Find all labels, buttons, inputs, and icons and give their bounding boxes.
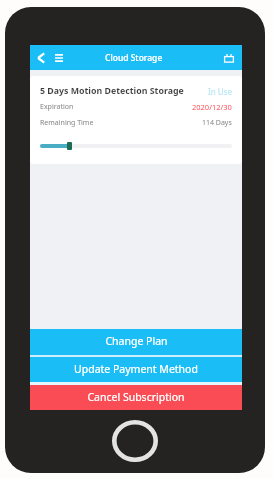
staticText: Expiration (40, 102, 74, 112)
button[interactable]: Cancel Subscription (30, 385, 242, 410)
staticText: 114 Days (202, 118, 232, 128)
other: Home (112, 420, 158, 462)
staticText: Change Plan (105, 334, 168, 348)
button[interactable]: Store (221, 50, 237, 66)
button[interactable]: Update Payment Method (30, 357, 242, 382)
staticText: Update Payment Method (74, 362, 198, 376)
staticText: 2020/12/30 (192, 102, 232, 112)
button[interactable]: Change Plan (30, 329, 242, 355)
staticText: Cancel Subscription (87, 390, 185, 404)
staticText: 5 Days Motion Detection Storage (40, 85, 184, 97)
staticText: In Use (208, 86, 232, 97)
staticText: Cloud Storage (105, 52, 163, 64)
staticText: Remaining Time (40, 118, 94, 128)
button[interactable]: Back (33, 50, 49, 66)
button[interactable]: Menu (51, 50, 67, 66)
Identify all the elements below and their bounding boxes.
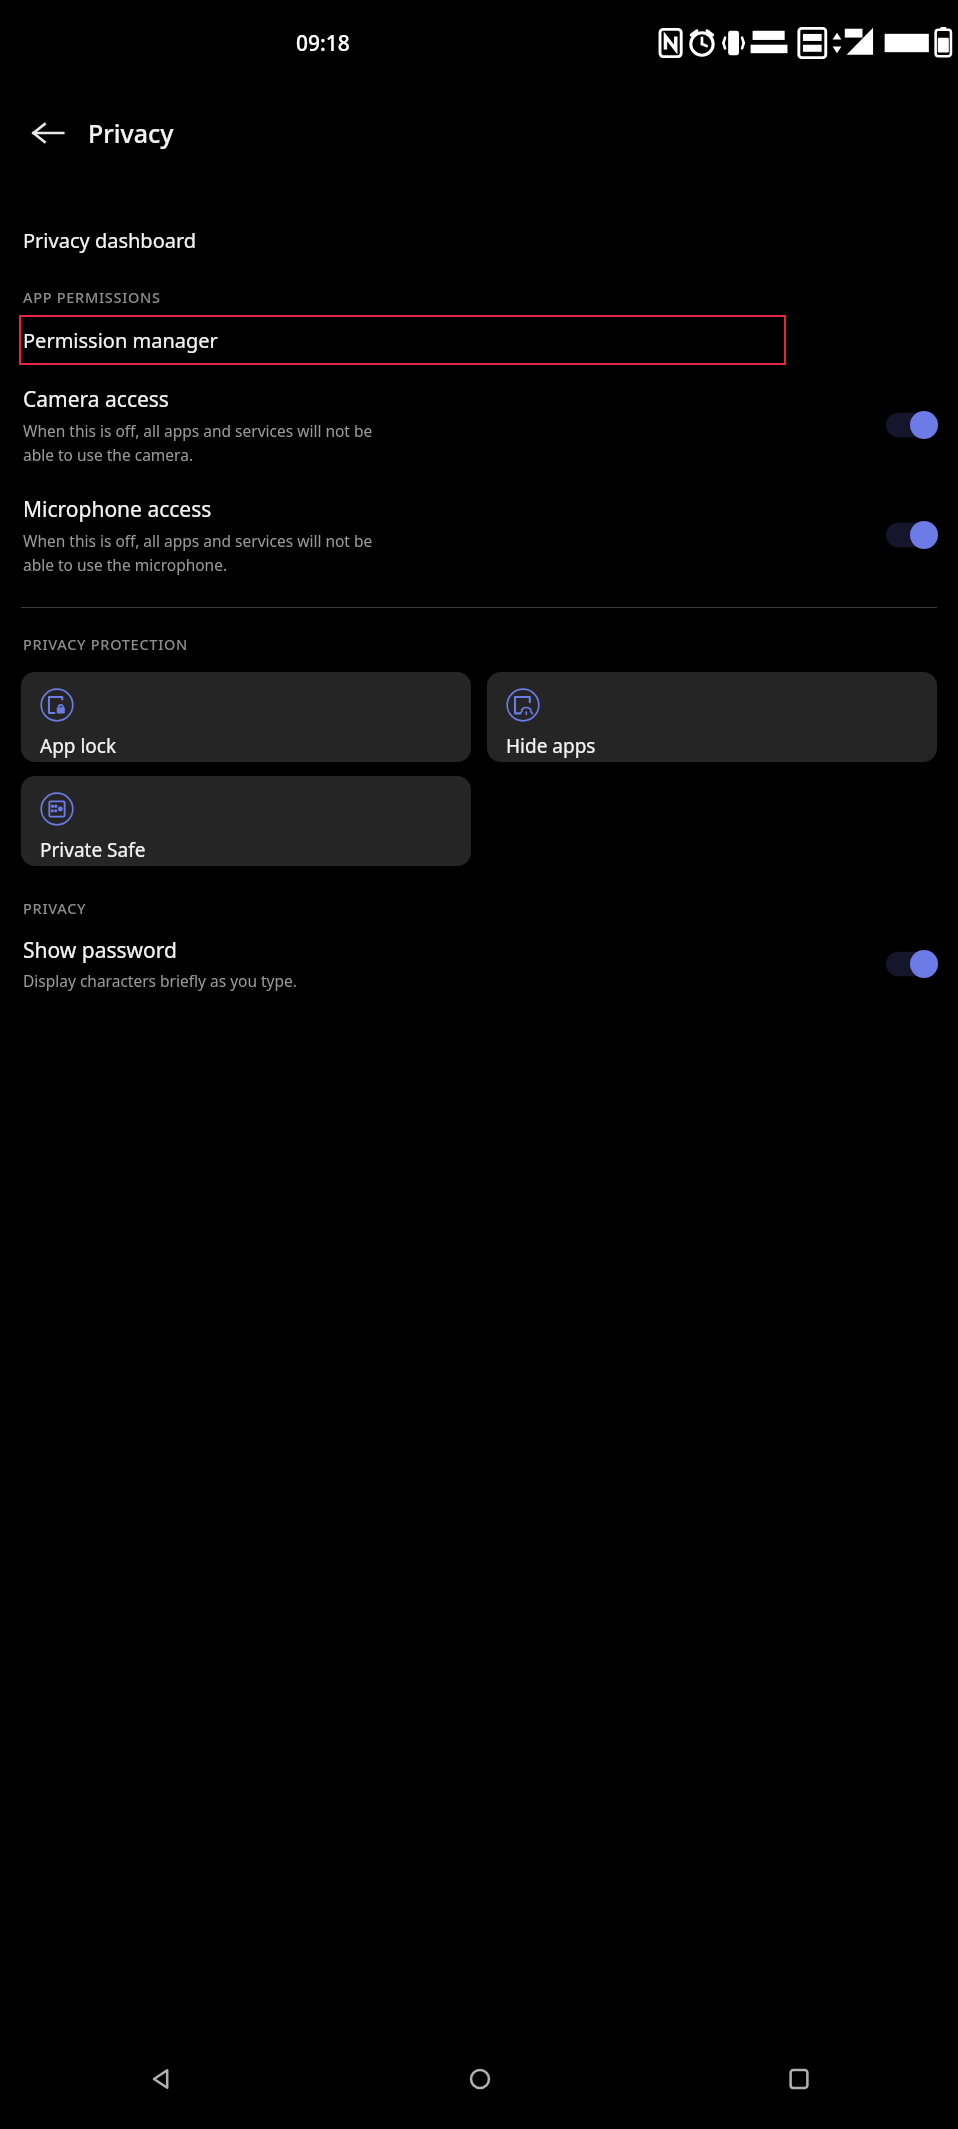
button[interactable]: Microphone access	[0, 491, 958, 579]
staticText: Private Safe	[40, 837, 146, 863]
staticText: 09:18	[296, 29, 350, 58]
button[interactable]: Camera access	[0, 381, 958, 469]
button[interactable]: Privacy dashboard	[0, 211, 958, 269]
button[interactable]: Toggle	[886, 521, 938, 549]
button[interactable]: Toggle	[886, 411, 938, 439]
staticText: App lock	[40, 733, 117, 759]
button[interactable]: Back	[0, 2029, 320, 2129]
staticText: PRIVACY PROTECTION	[23, 634, 189, 654]
button[interactable]: Hide apps	[487, 672, 937, 762]
staticText: When this is off, all apps and services …	[23, 420, 373, 465]
staticText: Camera access	[23, 385, 169, 414]
button[interactable]: Back	[20, 105, 76, 161]
staticText: Privacy dashboard	[23, 227, 197, 254]
button[interactable]: Private Safe	[21, 776, 471, 866]
button[interactable]: App lock	[21, 672, 471, 762]
button[interactable]: Home	[320, 2029, 639, 2129]
staticText: Microphone access	[23, 495, 212, 524]
staticText: Display characters briefly as you type.	[23, 970, 297, 991]
staticText: When this is off, all apps and services …	[23, 530, 373, 575]
staticText: APP PERMISSIONS	[23, 287, 161, 307]
button[interactable]: Recent apps	[639, 2029, 958, 2129]
staticText: Privacy	[88, 116, 174, 150]
button[interactable]: Permission manager	[19, 315, 786, 365]
staticText: PRIVACY	[23, 898, 87, 918]
staticText: Hide apps	[506, 733, 596, 759]
button[interactable]: Show password	[0, 932, 958, 995]
staticText: Permission manager	[23, 327, 218, 354]
button[interactable]: Toggle	[886, 950, 938, 978]
staticText: Show password	[23, 936, 177, 965]
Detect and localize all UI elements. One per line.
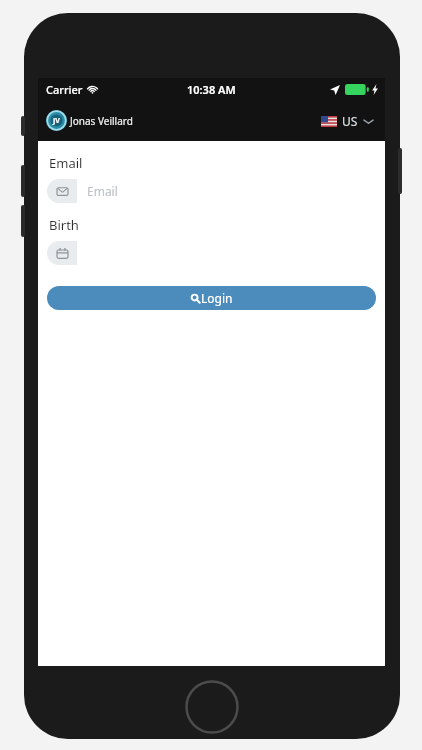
staticText: US (342, 113, 358, 129)
staticText: Jonas Veillard (70, 114, 133, 128)
staticText: JV (53, 116, 60, 126)
staticText: 10:38 AM (187, 82, 236, 97)
button[interactable]: Email (47, 179, 376, 203)
button[interactable]: Login (47, 286, 376, 310)
staticText: Login (201, 290, 233, 306)
button[interactable]: Select country (321, 113, 373, 129)
staticText: Birth (49, 216, 79, 234)
other: Select country (321, 116, 337, 127)
staticText: Email (49, 154, 83, 172)
staticText: Email (87, 183, 118, 199)
staticText: Carrier (46, 82, 83, 97)
button[interactable]: JV (46, 110, 133, 131)
button[interactable] (47, 241, 376, 265)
§
* YOUR TASK *
Reproduce all of the records above line for line, with no changes, and omit the pictures from your output.

* SOLUTION *
Find all labels, buttons, inputs, and icons and give their bounding boxes.
staticText: Expiration (40, 102, 74, 112)
button[interactable]: Cancel Subscription (30, 385, 242, 410)
staticText: 114 Days (202, 118, 232, 128)
other: Home (112, 420, 158, 462)
staticText: Change Plan (105, 334, 168, 348)
button[interactable]: Store (221, 50, 237, 66)
button[interactable]: Update Payment Method (30, 357, 242, 382)
staticText: Update Payment Method (74, 362, 198, 376)
staticText: 2020/12/30 (192, 102, 232, 112)
button[interactable]: Change Plan (30, 329, 242, 355)
staticText: Cancel Subscription (87, 390, 185, 404)
staticText: 5 Days Motion Detection Storage (40, 85, 184, 97)
staticText: In Use (208, 86, 232, 97)
staticText: Cloud Storage (105, 52, 163, 64)
staticText: Remaining Time (40, 118, 94, 128)
button[interactable]: Back (33, 50, 49, 66)
button[interactable]: Menu (51, 50, 67, 66)
Identify all the elements below and their bounding boxes.
button[interactable]: Microphone access	[0, 491, 958, 579]
staticText: Private Safe	[40, 837, 146, 863]
staticText: 09:18	[296, 29, 350, 58]
button[interactable]: Camera access	[0, 381, 958, 469]
button[interactable]: Privacy dashboard	[0, 211, 958, 269]
button[interactable]: Toggle	[886, 521, 938, 549]
button[interactable]: Toggle	[886, 411, 938, 439]
staticText: App lock	[40, 733, 117, 759]
button[interactable]: Back	[0, 2029, 320, 2129]
staticText: PRIVACY PROTECTION	[23, 634, 189, 654]
button[interactable]: Hide apps	[487, 672, 937, 762]
staticText: When this is off, all apps and services …	[23, 420, 373, 465]
staticText: Camera access	[23, 385, 169, 414]
button[interactable]: Back	[20, 105, 76, 161]
staticText: Privacy dashboard	[23, 227, 197, 254]
button[interactable]: Private Safe	[21, 776, 471, 866]
button[interactable]: App lock	[21, 672, 471, 762]
button[interactable]: Home	[320, 2029, 639, 2129]
staticText: Microphone access	[23, 495, 212, 524]
staticText: Display characters briefly as you type.	[23, 970, 297, 991]
staticText: When this is off, all apps and services …	[23, 530, 373, 575]
staticText: APP PERMISSIONS	[23, 287, 161, 307]
button[interactable]: Recent apps	[639, 2029, 958, 2129]
staticText: Privacy	[88, 116, 174, 150]
button[interactable]: Permission manager	[19, 315, 786, 365]
staticText: PRIVACY	[23, 898, 87, 918]
staticText: Hide apps	[506, 733, 596, 759]
button[interactable]: Show password	[0, 932, 958, 995]
staticText: Permission manager	[23, 327, 218, 354]
button[interactable]: Toggle	[886, 950, 938, 978]
staticText: Show password	[23, 936, 177, 965]
Detect and localize all UI elements. One per line.
staticText: US (342, 113, 358, 129)
staticText: Jonas Veillard (70, 114, 133, 128)
staticText: JV (53, 116, 60, 126)
staticText: 10:38 AM (187, 82, 236, 97)
button[interactable]: Email (47, 179, 376, 203)
button[interactable]: Login (47, 286, 376, 310)
staticText: Login (201, 290, 233, 306)
button[interactable]: Select country (321, 113, 373, 129)
staticText: Birth (49, 216, 79, 234)
other: Select country (321, 116, 337, 127)
staticText: Email (49, 154, 83, 172)
staticText: Email (87, 183, 118, 199)
staticText: Carrier (46, 82, 83, 97)
button[interactable]: JV (46, 110, 133, 131)
button[interactable] (47, 241, 376, 265)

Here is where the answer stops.